Dataset entries:
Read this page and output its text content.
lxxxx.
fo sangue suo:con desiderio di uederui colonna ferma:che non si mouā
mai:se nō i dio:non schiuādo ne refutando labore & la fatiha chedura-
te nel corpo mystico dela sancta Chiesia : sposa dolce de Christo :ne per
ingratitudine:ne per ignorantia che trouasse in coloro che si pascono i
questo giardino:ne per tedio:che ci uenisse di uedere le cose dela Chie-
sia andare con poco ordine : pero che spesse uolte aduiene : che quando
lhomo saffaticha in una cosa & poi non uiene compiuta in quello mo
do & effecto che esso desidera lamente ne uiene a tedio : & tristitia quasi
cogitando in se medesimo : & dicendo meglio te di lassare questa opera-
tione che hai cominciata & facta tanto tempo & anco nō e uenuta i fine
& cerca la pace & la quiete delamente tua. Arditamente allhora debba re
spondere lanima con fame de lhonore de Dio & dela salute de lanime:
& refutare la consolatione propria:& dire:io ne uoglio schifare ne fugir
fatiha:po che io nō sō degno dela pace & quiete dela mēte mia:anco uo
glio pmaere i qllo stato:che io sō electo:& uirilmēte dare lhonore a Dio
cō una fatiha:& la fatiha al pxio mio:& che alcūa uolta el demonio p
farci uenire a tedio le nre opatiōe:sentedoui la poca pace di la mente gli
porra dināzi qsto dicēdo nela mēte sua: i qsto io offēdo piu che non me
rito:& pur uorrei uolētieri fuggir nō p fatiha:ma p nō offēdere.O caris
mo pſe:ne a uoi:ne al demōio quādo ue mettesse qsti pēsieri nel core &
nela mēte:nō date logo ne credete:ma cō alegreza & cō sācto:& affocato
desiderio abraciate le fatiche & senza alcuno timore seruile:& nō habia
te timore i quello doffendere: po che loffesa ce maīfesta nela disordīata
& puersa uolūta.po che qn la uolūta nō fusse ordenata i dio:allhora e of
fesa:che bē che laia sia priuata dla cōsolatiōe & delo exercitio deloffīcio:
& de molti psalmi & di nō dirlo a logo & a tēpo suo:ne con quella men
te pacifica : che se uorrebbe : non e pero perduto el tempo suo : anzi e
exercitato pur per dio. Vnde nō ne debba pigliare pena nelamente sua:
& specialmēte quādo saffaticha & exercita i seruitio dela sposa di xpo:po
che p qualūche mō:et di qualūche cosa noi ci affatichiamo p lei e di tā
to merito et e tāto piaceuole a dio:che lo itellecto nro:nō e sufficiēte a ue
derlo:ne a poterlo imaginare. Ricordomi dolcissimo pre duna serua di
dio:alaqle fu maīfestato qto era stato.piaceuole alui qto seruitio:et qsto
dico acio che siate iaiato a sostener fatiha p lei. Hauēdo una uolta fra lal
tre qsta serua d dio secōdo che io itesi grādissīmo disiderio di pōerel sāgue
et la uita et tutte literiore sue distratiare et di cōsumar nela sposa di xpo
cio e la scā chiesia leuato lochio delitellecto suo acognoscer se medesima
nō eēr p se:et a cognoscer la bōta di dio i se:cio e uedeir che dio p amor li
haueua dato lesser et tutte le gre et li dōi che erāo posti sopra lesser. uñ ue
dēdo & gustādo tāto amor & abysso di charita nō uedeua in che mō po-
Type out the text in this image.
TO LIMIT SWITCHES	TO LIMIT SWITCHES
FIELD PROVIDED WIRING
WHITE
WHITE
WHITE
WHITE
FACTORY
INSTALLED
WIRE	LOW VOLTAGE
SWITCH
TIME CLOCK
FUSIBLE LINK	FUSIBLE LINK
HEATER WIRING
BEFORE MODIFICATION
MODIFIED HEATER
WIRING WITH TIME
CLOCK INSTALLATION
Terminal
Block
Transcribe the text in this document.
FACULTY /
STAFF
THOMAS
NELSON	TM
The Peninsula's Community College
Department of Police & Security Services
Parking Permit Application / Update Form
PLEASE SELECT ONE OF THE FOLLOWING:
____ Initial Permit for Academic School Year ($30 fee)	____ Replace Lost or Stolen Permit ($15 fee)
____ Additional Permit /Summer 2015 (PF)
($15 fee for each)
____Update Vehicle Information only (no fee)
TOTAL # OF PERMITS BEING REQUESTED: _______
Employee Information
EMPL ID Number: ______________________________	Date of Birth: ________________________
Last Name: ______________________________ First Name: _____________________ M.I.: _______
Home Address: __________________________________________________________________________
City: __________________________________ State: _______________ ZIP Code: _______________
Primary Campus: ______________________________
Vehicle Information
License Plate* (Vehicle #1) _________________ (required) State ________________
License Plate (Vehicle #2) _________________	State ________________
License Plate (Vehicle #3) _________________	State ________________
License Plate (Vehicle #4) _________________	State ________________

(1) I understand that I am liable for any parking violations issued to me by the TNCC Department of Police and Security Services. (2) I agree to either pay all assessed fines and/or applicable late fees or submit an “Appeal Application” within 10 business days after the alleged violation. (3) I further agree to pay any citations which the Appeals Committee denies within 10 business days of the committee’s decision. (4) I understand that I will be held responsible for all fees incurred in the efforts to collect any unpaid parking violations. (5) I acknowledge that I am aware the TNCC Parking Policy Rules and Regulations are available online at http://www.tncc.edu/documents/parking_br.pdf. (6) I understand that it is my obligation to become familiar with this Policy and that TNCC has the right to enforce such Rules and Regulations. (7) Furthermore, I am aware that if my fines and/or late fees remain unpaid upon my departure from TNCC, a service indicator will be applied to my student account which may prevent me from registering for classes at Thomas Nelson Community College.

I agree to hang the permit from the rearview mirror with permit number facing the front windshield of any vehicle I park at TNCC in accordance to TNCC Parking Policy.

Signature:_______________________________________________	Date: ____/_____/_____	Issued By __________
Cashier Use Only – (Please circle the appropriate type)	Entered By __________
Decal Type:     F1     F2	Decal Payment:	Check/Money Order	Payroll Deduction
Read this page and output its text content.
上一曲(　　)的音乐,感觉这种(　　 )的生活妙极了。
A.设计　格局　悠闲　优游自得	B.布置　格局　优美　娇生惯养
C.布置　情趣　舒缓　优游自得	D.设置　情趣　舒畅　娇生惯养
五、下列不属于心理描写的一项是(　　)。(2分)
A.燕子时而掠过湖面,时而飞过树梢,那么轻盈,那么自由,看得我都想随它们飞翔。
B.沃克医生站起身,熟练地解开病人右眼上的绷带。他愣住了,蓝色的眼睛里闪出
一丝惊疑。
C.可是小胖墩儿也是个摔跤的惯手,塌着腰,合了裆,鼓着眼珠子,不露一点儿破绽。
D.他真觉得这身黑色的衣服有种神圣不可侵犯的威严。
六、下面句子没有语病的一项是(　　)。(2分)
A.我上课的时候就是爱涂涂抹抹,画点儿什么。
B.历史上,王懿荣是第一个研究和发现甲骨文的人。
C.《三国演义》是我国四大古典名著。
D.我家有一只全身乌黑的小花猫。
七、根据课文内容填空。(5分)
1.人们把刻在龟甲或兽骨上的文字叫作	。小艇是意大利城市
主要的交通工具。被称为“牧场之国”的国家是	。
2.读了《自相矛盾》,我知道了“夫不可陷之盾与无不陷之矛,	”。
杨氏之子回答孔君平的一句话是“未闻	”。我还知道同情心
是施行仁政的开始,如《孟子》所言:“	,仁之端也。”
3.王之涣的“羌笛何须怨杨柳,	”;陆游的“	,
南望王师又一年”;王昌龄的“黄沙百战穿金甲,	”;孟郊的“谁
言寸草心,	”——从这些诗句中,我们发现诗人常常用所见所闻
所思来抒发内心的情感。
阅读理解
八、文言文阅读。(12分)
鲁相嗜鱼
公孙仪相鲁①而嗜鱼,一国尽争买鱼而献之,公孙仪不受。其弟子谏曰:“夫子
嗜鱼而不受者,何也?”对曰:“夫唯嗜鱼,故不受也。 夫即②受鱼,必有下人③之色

** AIM OF THE EXERCISE **
Filter the records for lines holding the string "State". Copy each one.

** RESULT FOR THIS TASK **
City: __________________________________ State: _______________ ZIP Code: _______________
License Plate* (Vehicle #1) _________________ (required) State ________________
License Plate (Vehicle #2) _________________	State ________________
License Plate (Vehicle #3) _________________	State ________________
License Plate (Vehicle #4) _________________	State ________________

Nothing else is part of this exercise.